Texto de lectura -

El tribunal ha desestimado el recurso presentado por la defensa del condenado, manteniendo así la sentencia dictada previamente por la Audiencia de Lleida. La defensa argumentaba que no se había acreditado la autoría de la agresión, ya que el ADN del acusado no se encontró en la ropa de la víctima.
Sin embargo, el TSJC confirmó la validez de las pruebas testificales. La sentencia destaca que la víctima señaló al agresor al guardia de seguridad del local justo después del apuñalamiento en el baño del pub de Tàrrega. El vigilante corroboró que el individuo señalado portaba un cuchillo en la mano.
Además, una camarera del local facilitó a los Mossos d'Esquadra una fotografía del autor de los hechos, localizada en Instagram gracias a la descripción aportada por el agredido. Esta prueba fue fundamental para confirmar la identidad del condenado.

Datos proporcionados -
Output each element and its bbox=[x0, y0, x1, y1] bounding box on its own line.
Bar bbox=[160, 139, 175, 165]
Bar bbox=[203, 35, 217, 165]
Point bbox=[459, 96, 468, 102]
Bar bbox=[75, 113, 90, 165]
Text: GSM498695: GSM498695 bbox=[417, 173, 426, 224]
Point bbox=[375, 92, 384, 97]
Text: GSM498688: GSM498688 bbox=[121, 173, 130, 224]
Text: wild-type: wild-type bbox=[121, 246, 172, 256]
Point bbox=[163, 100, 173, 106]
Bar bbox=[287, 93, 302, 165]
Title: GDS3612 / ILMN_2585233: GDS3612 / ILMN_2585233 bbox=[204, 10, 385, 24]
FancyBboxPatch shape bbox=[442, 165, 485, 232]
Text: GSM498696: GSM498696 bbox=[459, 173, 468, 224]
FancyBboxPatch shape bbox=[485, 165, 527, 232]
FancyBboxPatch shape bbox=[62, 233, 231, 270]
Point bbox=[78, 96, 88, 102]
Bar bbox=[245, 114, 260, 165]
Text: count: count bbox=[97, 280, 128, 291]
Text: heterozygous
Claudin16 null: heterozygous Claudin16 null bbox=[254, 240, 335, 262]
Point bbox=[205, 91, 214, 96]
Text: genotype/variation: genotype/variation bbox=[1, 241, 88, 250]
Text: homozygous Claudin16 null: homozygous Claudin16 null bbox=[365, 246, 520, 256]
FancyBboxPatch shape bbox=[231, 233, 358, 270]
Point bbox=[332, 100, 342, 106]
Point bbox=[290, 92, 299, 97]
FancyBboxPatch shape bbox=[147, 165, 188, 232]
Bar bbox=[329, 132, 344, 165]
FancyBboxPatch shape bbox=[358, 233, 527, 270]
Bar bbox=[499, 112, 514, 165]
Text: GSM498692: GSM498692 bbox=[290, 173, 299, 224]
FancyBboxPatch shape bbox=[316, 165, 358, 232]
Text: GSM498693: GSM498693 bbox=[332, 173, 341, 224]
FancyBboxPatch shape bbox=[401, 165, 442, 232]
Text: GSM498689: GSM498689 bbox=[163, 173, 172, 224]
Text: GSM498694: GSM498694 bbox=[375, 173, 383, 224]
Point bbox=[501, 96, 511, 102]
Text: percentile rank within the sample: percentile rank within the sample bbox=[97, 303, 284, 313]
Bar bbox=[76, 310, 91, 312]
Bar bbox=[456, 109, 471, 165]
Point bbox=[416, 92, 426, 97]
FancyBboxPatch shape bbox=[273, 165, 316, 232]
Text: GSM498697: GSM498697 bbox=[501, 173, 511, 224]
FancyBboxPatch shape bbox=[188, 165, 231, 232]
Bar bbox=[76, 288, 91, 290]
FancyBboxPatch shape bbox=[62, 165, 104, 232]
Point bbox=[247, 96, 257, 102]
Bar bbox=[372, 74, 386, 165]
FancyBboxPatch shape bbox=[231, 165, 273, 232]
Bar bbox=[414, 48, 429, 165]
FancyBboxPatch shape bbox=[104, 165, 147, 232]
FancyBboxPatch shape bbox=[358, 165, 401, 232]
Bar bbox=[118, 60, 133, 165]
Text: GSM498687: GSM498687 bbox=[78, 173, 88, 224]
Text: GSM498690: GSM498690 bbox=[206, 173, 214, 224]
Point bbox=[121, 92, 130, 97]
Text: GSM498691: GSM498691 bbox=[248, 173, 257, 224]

Tarea 1 - Transcribe del texto sobre la sentencia el fragmento que va desde "El tribunal ha" hasta "de la víctima.".
Tarea 2 - Retoma el texto sobre la sentencia y continúalo a partir de su última oración.

Respuesta escrita 1 -
El tribunal ha desestimado el recurso presentado por la defensa del condenado, manteniendo así la sentencia dictada previamente por la Audiencia de Lleida. La defensa argumentaba que no se había acreditado la autoría de la agresión, ya que el ADN del acusado no se encontró en la ropa de la víctima.

Respuesta escrita 2 -
La pena confirmada, impuesta originalmente en marzo del año pasado, incluye siete años de prisión por un delito de homicidio en grado de tentativa y tres años y tres meses adicionales por robo con violencia e intimidación. A consecuencia de la agresión en el abdomen, la víctima sufrió graves daños en el hígado y requirió un trasplante de órgano meses después.
El tribunal también condenó al agresor al pago de una indemnización de 85.366 euros a la víctima. La sentencia actualmente no es firme y puede recurrirse ante el Tribunal Supremo.